* BEGIN SUPPLIED MATERIAL *

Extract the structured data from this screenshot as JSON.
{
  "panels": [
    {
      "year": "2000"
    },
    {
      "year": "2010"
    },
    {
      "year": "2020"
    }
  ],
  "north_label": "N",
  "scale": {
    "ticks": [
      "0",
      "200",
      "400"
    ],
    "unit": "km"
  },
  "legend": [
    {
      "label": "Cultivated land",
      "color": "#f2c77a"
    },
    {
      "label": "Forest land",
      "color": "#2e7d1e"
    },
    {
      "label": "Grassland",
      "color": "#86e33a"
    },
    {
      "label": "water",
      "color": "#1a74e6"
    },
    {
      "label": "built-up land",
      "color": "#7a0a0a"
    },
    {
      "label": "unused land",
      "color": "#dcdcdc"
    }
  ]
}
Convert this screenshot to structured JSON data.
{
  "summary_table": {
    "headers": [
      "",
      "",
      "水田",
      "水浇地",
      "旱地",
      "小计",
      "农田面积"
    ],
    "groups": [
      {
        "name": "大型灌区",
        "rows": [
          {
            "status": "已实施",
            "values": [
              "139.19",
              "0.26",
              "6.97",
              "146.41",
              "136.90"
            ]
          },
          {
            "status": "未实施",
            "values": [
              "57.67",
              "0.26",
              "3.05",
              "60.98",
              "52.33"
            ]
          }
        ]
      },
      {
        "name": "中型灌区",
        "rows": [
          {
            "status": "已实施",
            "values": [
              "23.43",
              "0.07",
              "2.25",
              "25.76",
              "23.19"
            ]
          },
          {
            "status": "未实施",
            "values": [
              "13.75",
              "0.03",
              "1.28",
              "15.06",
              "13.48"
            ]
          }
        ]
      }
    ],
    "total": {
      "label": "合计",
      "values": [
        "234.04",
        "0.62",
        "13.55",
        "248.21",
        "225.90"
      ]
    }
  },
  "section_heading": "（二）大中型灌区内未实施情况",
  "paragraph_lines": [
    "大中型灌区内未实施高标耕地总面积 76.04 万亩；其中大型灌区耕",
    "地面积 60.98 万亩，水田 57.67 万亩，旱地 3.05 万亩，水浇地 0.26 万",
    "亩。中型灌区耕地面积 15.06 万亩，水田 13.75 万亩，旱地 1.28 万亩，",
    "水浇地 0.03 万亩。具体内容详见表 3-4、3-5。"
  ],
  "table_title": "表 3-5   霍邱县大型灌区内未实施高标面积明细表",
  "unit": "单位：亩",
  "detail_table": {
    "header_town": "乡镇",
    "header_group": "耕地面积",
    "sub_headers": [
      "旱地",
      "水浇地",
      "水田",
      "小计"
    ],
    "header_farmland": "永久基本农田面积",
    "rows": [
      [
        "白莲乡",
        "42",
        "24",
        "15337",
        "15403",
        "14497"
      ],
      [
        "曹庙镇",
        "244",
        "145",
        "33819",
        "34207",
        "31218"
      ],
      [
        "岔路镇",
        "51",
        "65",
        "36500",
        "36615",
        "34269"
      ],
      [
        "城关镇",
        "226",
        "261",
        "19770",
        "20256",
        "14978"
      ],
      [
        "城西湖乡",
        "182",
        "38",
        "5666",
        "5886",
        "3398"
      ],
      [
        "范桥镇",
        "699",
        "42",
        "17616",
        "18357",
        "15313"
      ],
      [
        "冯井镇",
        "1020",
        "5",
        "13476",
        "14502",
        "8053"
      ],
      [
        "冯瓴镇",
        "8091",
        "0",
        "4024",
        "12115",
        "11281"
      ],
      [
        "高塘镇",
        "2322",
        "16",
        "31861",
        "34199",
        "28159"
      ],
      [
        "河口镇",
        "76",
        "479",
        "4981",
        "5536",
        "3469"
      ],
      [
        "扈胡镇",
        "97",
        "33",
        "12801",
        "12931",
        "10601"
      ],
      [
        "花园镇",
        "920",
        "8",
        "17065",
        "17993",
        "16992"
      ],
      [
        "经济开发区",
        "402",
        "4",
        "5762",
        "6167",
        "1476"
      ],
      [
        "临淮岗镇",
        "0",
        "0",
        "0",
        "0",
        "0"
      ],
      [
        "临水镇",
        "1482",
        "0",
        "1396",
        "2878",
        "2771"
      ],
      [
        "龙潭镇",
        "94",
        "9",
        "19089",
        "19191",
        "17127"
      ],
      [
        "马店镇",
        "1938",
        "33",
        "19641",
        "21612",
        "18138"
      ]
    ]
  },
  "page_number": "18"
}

* END SUPPLIED MATERIAL *

• EXERCISE REQUIREMENTS: What is the number of lines in the listing above that contain the string "this"? Give only the number.

• TASK OUTPUT: 2